MATERIAL SUPPLIED:
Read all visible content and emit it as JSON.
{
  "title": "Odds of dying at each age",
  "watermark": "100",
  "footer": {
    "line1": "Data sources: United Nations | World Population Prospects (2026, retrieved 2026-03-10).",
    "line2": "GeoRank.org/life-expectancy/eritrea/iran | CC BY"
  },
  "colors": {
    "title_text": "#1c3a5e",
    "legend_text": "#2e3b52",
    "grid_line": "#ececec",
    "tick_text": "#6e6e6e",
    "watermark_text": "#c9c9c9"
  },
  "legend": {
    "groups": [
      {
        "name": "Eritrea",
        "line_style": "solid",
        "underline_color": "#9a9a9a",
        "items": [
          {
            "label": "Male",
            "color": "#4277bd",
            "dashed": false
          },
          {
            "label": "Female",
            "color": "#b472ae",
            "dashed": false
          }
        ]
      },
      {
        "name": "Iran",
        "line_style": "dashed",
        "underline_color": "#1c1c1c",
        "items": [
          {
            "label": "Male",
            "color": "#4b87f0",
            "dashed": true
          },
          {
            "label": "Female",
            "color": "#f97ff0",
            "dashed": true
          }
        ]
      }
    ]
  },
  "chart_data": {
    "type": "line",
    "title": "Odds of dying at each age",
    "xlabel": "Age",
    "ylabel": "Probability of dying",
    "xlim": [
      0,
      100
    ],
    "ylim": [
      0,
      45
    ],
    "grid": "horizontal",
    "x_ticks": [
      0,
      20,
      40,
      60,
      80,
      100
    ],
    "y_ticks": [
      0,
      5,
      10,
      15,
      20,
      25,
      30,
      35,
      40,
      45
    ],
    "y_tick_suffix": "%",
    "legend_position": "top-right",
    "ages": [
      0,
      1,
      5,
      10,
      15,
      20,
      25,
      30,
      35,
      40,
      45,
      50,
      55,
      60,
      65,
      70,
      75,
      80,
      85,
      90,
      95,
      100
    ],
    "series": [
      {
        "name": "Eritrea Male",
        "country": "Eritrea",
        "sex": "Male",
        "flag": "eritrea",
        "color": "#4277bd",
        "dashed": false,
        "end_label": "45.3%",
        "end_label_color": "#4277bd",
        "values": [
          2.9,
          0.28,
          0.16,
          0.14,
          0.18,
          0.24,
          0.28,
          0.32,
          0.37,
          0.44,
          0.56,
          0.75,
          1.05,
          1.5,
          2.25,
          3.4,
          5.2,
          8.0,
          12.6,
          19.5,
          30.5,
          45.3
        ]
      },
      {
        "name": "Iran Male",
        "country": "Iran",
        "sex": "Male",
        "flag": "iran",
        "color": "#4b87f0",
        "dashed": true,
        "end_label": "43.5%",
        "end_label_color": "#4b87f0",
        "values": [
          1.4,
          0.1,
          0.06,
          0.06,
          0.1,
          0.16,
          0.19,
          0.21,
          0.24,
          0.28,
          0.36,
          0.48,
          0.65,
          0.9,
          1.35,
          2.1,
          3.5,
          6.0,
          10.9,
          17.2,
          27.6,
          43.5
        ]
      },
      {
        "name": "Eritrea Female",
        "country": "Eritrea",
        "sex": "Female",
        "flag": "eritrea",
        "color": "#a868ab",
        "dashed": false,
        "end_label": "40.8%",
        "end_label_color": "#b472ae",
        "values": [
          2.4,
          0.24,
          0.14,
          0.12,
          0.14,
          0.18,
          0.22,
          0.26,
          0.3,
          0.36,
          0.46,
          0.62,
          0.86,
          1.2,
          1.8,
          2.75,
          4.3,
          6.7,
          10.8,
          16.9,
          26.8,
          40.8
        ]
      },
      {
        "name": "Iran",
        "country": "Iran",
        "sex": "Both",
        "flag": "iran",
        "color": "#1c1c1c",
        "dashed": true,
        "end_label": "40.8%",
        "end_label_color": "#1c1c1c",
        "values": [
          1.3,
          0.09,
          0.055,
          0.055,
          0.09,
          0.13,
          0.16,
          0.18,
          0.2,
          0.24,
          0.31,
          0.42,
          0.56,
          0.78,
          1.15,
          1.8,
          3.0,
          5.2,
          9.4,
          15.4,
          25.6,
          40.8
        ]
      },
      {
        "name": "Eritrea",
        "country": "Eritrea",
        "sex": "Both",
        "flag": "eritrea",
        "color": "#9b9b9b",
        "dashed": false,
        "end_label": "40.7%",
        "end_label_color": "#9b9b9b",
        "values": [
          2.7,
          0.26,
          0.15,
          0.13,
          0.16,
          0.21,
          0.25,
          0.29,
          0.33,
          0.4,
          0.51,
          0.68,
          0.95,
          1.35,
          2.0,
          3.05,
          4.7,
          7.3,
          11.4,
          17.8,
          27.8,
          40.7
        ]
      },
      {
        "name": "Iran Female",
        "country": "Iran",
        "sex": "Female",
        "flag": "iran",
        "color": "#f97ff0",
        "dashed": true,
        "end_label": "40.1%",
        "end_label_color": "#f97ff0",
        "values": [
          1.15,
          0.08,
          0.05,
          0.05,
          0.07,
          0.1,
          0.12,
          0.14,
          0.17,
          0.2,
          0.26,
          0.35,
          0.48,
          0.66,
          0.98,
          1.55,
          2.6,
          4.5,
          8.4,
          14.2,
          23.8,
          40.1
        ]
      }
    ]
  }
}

INSTRUCTIONS FOR THE TASK:
Reproduce the records word for word.

ANSWER TO THE EXERCISE:
Read all visible content and emit it as JSON.
{
  "title": "Odds of dying at each age",
  "watermark": "100",
  "footer": {
    "line1": "Data sources: United Nations | World Population Prospects (2026, retrieved 2026-03-10).",
    "line2": "GeoRank.org/life-expectancy/eritrea/iran | CC BY"
  },
  "colors": {
    "title_text": "#1c3a5e",
    "legend_text": "#2e3b52",
    "grid_line": "#ececec",
    "tick_text": "#6e6e6e",
    "watermark_text": "#c9c9c9"
  },
  "legend": {
    "groups": [
      {
        "name": "Eritrea",
        "line_style": "solid",
        "underline_color": "#9a9a9a",
        "items": [
          {
            "label": "Male",
            "color": "#4277bd",
            "dashed": false
          },
          {
            "label": "Female",
            "color": "#b472ae",
            "dashed": false
          }
        ]
      },
      {
        "name": "Iran",
        "line_style": "dashed",
        "underline_color": "#1c1c1c",
        "items": [
          {
            "label": "Male",
            "color": "#4b87f0",
            "dashed": true
          },
          {
            "label": "Female",
            "color": "#f97ff0",
            "dashed": true
          }
        ]
      }
    ]
  },
  "chart_data": {
    "type": "line",
    "title": "Odds of dying at each age",
    "xlabel": "Age",
    "ylabel": "Probability of dying",
    "xlim": [
      0,
      100
    ],
    "ylim": [
      0,
      45
    ],
    "grid": "horizontal",
    "x_ticks": [
      0,
      20,
      40,
      60,
      80,
      100
    ],
    "y_ticks": [
      0,
      5,
      10,
      15,
      20,
      25,
      30,
      35,
      40,
      45
    ],
    "y_tick_suffix": "%",
    "legend_position": "top-right",
    "ages": [
      0,
      1,
      5,
      10,
      15,
      20,
      25,
      30,
      35,
      40,
      45,
      50,
      55,
      60,
      65,
      70,
      75,
      80,
      85,
      90,
      95,
      100
    ],
    "series": [
      {
        "name": "Eritrea Male",
        "country": "Eritrea",
        "sex": "Male",
        "flag": "eritrea",
        "color": "#4277bd",
        "dashed": false,
        "end_label": "45.3%",
        "end_label_color": "#4277bd",
        "values": [
          2.9,
          0.28,
          0.16,
          0.14,
          0.18,
          0.24,
          0.28,
          0.32,
          0.37,
          0.44,
          0.56,
          0.75,
          1.05,
          1.5,
          2.25,
          3.4,
          5.2,
          8.0,
          12.6,
          19.5,
          30.5,
          45.3
        ]
      },
      {
        "name": "Iran Male",
        "country": "Iran",
        "sex": "Male",
        "flag": "iran",
        "color": "#4b87f0",
        "dashed": true,
        "end_label": "43.5%",
        "end_label_color": "#4b87f0",
        "values": [
          1.4,
          0.1,
          0.06,
          0.06,
          0.1,
          0.16,
          0.19,
          0.21,
          0.24,
          0.28,
          0.36,
          0.48,
          0.65,
          0.9,
          1.35,
          2.1,
          3.5,
          6.0,
          10.9,
          17.2,
          27.6,
          43.5
        ]
      },
      {
        "name": "Eritrea Female",
        "country": "Eritrea",
        "sex": "Female",
        "flag": "eritrea",
        "color": "#a868ab",
        "dashed": false,
        "end_label": "40.8%",
        "end_label_color": "#b472ae",
        "values": [
          2.4,
          0.24,
          0.14,
          0.12,
          0.14,
          0.18,
          0.22,
          0.26,
          0.3,
          0.36,
          0.46,
          0.62,
          0.86,
          1.2,
          1.8,
          2.75,
          4.3,
          6.7,
          10.8,
          16.9,
          26.8,
          40.8
        ]
      },
      {
        "name": "Iran",
        "country": "Iran",
        "sex": "Both",
        "flag": "iran",
        "color": "#1c1c1c",
        "dashed": true,
        "end_label": "40.8%",
        "end_label_color": "#1c1c1c",
        "values": [
          1.3,
          0.09,
          0.055,
          0.055,
          0.09,
          0.13,
          0.16,
          0.18,
          0.2,
          0.24,
          0.31,
          0.42,
          0.56,
          0.78,
          1.15,
          1.8,
          3.0,
          5.2,
          9.4,
          15.4,
          25.6,
          40.8
        ]
      },
      {
        "name": "Eritrea",
        "country": "Eritrea",
        "sex": "Both",
        "flag": "eritrea",
        "color": "#9b9b9b",
        "dashed": false,
        "end_label": "40.7%",
        "end_label_color": "#9b9b9b",
        "values": [
          2.7,
          0.26,
          0.15,
          0.13,
          0.16,
          0.21,
          0.25,
          0.29,
          0.33,
          0.4,
          0.51,
          0.68,
          0.95,
          1.35,
          2.0,
          3.05,
          4.7,
          7.3,
          11.4,
          17.8,
          27.8,
          40.7
        ]
      },
      {
        "name": "Iran Female",
        "country": "Iran",
        "sex": "Female",
        "flag": "iran",
        "color": "#f97ff0",
        "dashed": true,
        "end_label": "40.1%",
        "end_label_color": "#f97ff0",
        "values": [
          1.15,
          0.08,
          0.05,
          0.05,
          0.07,
          0.1,
          0.12,
          0.14,
          0.17,
          0.2,
          0.26,
          0.35,
          0.48,
          0.66,
          0.98,
          1.55,
          2.6,
          4.5,
          8.4,
          14.2,
          23.8,
          40.1
        ]
      }
    ]
  }
}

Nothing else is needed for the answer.